Dataset excerpts:
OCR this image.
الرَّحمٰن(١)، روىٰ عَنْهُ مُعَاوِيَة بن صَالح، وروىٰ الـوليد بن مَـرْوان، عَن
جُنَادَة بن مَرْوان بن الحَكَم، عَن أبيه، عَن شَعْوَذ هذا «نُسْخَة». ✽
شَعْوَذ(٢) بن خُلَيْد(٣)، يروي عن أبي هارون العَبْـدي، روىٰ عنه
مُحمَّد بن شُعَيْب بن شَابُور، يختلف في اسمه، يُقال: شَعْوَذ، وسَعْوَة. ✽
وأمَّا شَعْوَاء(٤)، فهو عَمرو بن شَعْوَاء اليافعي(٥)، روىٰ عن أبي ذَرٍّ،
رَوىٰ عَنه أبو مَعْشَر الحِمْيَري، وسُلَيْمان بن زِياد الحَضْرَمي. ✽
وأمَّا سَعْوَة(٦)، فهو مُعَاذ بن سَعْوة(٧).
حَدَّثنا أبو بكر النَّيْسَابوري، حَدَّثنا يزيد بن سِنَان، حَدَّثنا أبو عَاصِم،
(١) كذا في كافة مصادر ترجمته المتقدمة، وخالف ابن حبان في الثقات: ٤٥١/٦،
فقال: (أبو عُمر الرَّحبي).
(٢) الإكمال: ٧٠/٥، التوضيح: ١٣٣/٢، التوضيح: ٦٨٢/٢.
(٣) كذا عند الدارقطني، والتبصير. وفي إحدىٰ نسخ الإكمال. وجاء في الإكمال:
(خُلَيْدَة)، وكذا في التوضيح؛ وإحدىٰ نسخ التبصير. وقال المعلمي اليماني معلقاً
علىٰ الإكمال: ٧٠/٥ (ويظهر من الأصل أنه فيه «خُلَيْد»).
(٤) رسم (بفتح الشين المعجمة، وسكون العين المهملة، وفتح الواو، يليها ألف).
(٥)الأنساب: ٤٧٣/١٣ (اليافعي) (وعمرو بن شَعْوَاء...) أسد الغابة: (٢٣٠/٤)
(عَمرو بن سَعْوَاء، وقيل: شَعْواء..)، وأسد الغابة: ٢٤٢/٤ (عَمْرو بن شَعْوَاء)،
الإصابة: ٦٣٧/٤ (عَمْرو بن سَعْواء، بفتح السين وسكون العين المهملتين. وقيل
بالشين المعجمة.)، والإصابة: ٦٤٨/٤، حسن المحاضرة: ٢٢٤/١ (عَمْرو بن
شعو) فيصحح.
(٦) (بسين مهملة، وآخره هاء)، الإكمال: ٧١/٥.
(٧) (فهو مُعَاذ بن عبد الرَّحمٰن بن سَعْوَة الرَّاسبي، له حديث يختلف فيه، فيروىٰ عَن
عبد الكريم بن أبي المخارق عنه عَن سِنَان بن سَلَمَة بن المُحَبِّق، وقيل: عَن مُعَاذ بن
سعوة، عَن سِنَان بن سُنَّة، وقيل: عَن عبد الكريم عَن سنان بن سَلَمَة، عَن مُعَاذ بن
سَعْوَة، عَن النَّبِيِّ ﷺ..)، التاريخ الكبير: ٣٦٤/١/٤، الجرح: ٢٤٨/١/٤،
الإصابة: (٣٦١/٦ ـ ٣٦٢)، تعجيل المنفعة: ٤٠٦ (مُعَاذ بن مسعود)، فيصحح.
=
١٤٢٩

What the task asks: Your answer should be one number: how many lines in the material above contain the string "التوضيح".

Answer for this exercise: 2